## DATA EXTRACT

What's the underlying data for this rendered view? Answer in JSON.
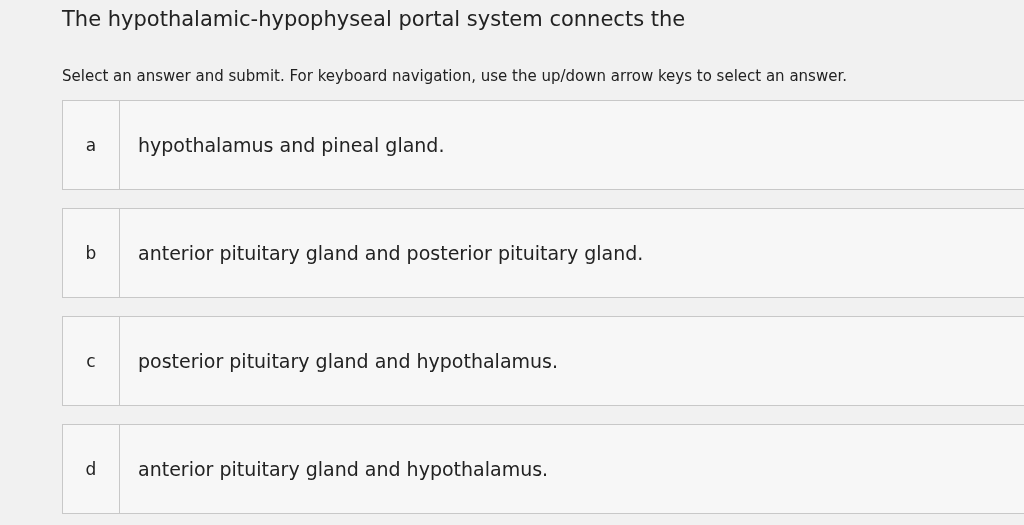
{
  "question": "The hypothalamic-hypophyseal portal system connects the",
  "instructions": "Select an answer and submit. For keyboard navigation, use the up/down arrow keys to select an answer.",
  "options": [
    {
      "letter": "a",
      "text": "hypothalamus and pineal gland.",
      "selected": false
    },
    {
      "letter": "b",
      "text": "anterior pituitary gland and posterior pituitary gland.",
      "selected": false
    },
    {
      "letter": "c",
      "text": "posterior pituitary gland and hypothalamus.",
      "selected": false
    },
    {
      "letter": "d",
      "text": "anterior pituitary gland and hypothalamus.",
      "selected": false
    }
  ]
}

## EXERCISE DESCRIPTION
List all lines holding the string "anterior".

## TASK OUTPUT
      "text": "anterior pituitary gland and posterior pituitary gland.",
      "text": "anterior pituitary gland and hypothalamus.",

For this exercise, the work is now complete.